-- Start Listed records --

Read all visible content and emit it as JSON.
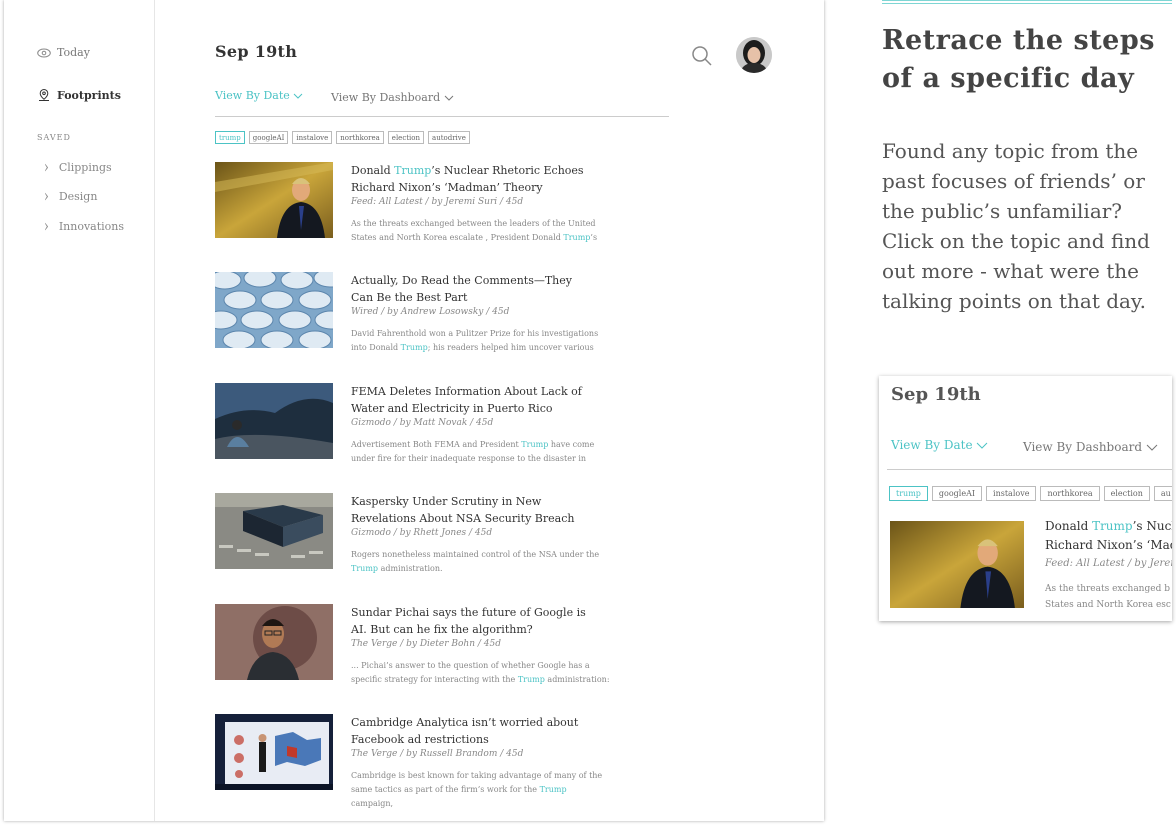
{
  "sidebar": {
    "today": "Today",
    "footprints": "Footprints",
    "saved_label": "SAVED",
    "saved_items": [
      "Clippings",
      "Design",
      "Innovations"
    ]
  },
  "header": {
    "date": "Sep 19th",
    "view_by_date": "View By Date",
    "view_by_dashboard": "View By Dashboard"
  },
  "tags": [
    "trump",
    "googleAI",
    "instalove",
    "northkorea",
    "election",
    "autodrive"
  ],
  "articles": [
    {
      "title_pre": "Donald ",
      "title_hl": "Trump",
      "title_post": "’s Nuclear Rhetoric Echoes Richard Nixon’s ‘Madman’ Theory",
      "meta": "Feed: All Latest / by Jeremi Suri / 45d",
      "ex_pre": "As the threats exchanged between the leaders of the United States and North Korea escalate , President Donald ",
      "ex_hl": "Trump",
      "ex_post": "’s"
    },
    {
      "title_pre": "Actually, Do Read the Comments—They Can Be the Best Part",
      "title_hl": "",
      "title_post": "",
      "meta": "Wired / by Andrew Losowsky / 45d",
      "ex_pre": "David Fahrenthold won a Pulitzer Prize for his investigations into Donald ",
      "ex_hl": "Trump",
      "ex_post": "; his readers helped him uncover various"
    },
    {
      "title_pre": "FEMA Deletes Information About Lack of Water and Electricity in Puerto Rico",
      "title_hl": "",
      "title_post": "",
      "meta": "Gizmodo / by Matt Novak / 45d",
      "ex_pre": "Advertisement Both FEMA and President ",
      "ex_hl": "Trump",
      "ex_post": " have come under fire for their inadequate response to the disaster in"
    },
    {
      "title_pre": "Kaspersky Under Scrutiny in New Revelations About NSA Security Breach",
      "title_hl": "",
      "title_post": "",
      "meta": "Gizmodo / by Rhett Jones / 45d",
      "ex_pre": "Rogers nonetheless maintained control of the NSA under the ",
      "ex_hl": "Trump",
      "ex_post": " administration."
    },
    {
      "title_pre": "Sundar Pichai says the future of Google is AI. But can he fix the algorithm?",
      "title_hl": "",
      "title_post": "",
      "meta": "The Verge / by Dieter Bohn / 45d",
      "ex_pre": "... Pichai’s answer to the question of whether Google has a specific strategy for interacting with the ",
      "ex_hl": "Trump",
      "ex_post": " administration:"
    },
    {
      "title_pre": "Cambridge Analytica isn’t worried about Facebook ad restrictions",
      "title_hl": "",
      "title_post": "",
      "meta": "The Verge / by Russell Brandom / 45d",
      "ex_pre": "Cambridge is best known for taking advantage of many of the same tactics as part of the firm’s work for the ",
      "ex_hl": "Trump",
      "ex_post": " campaign,"
    }
  ],
  "promo": {
    "heading": "Retrace the steps of a specific day",
    "body": "Found any topic from the past focuses of friends’ or the public’s unfamiliar? Click on the topic and find out more - what were the talking points on that day."
  },
  "preview": {
    "date": "Sep 19th",
    "view_by_date": "View By Date",
    "view_by_dashboard": "View By Dashboard",
    "tags": [
      "trump",
      "googleAI",
      "instalove",
      "northkorea",
      "election",
      "au"
    ],
    "title_l1_pre": "Donald ",
    "title_l1_hl": "Trump",
    "title_l1_post": "’s Nucl",
    "title_l2": "Richard Nixon’s ‘Mad",
    "meta": "Feed: All Latest / by Jeren",
    "ex_l1": "As the threats exchanged b",
    "ex_l2": "States and North Korea esc"
  },
  "colors": {
    "accent": "#4cc3c5",
    "text": "#444444"
  }
}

-- End Listed records --

• Challenge: Leave out all images, then reproduce the entries above exactly.

• Solution for this problem:
Read all visible content and emit it as JSON.
{
  "sidebar": {
    "today": "Today",
    "footprints": "Footprints",
    "saved_label": "SAVED",
    "saved_items": [
      "Clippings",
      "Design",
      "Innovations"
    ]
  },
  "header": {
    "date": "Sep 19th",
    "view_by_date": "View By Date",
    "view_by_dashboard": "View By Dashboard"
  },
  "tags": [
    "trump",
    "googleAI",
    "instalove",
    "northkorea",
    "election",
    "autodrive"
  ],
  "articles": [
    {
      "title_pre": "Donald ",
      "title_hl": "Trump",
      "title_post": "’s Nuclear Rhetoric Echoes Richard Nixon’s ‘Madman’ Theory",
      "meta": "Feed: All Latest / by Jeremi Suri / 45d",
      "ex_pre": "As the threats exchanged between the leaders of the United States and North Korea escalate , President Donald ",
      "ex_hl": "Trump",
      "ex_post": "’s"
    },
    {
      "title_pre": "Actually, Do Read the Comments—They Can Be the Best Part",
      "title_hl": "",
      "title_post": "",
      "meta": "Wired / by Andrew Losowsky / 45d",
      "ex_pre": "David Fahrenthold won a Pulitzer Prize for his investigations into Donald ",
      "ex_hl": "Trump",
      "ex_post": "; his readers helped him uncover various"
    },
    {
      "title_pre": "FEMA Deletes Information About Lack of Water and Electricity in Puerto Rico",
      "title_hl": "",
      "title_post": "",
      "meta": "Gizmodo / by Matt Novak / 45d",
      "ex_pre": "Advertisement Both FEMA and President ",
      "ex_hl": "Trump",
      "ex_post": " have come under fire for their inadequate response to the disaster in"
    },
    {
      "title_pre": "Kaspersky Under Scrutiny in New Revelations About NSA Security Breach",
      "title_hl": "",
      "title_post": "",
      "meta": "Gizmodo / by Rhett Jones / 45d",
      "ex_pre": "Rogers nonetheless maintained control of the NSA under the ",
      "ex_hl": "Trump",
      "ex_post": " administration."
    },
    {
      "title_pre": "Sundar Pichai says the future of Google is AI. But can he fix the algorithm?",
      "title_hl": "",
      "title_post": "",
      "meta": "The Verge / by Dieter Bohn / 45d",
      "ex_pre": "... Pichai’s answer to the question of whether Google has a specific strategy for interacting with the ",
      "ex_hl": "Trump",
      "ex_post": " administration:"
    },
    {
      "title_pre": "Cambridge Analytica isn’t worried about Facebook ad restrictions",
      "title_hl": "",
      "title_post": "",
      "meta": "The Verge / by Russell Brandom / 45d",
      "ex_pre": "Cambridge is best known for taking advantage of many of the same tactics as part of the firm’s work for the ",
      "ex_hl": "Trump",
      "ex_post": " campaign,"
    }
  ],
  "promo": {
    "heading": "Retrace the steps of a specific day",
    "body": "Found any topic from the past focuses of friends’ or the public’s unfamiliar? Click on the topic and find out more - what were the talking points on that day."
  },
  "preview": {
    "date": "Sep 19th",
    "view_by_date": "View By Date",
    "view_by_dashboard": "View By Dashboard",
    "tags": [
      "trump",
      "googleAI",
      "instalove",
      "northkorea",
      "election",
      "au"
    ],
    "title_l1_pre": "Donald ",
    "title_l1_hl": "Trump",
    "title_l1_post": "’s Nucl",
    "title_l2": "Richard Nixon’s ‘Mad",
    "meta": "Feed: All Latest / by Jeren",
    "ex_l1": "As the threats exchanged b",
    "ex_l2": "States and North Korea esc"
  },
  "colors": {
    "accent": "#4cc3c5",
    "text": "#444444"
  }
}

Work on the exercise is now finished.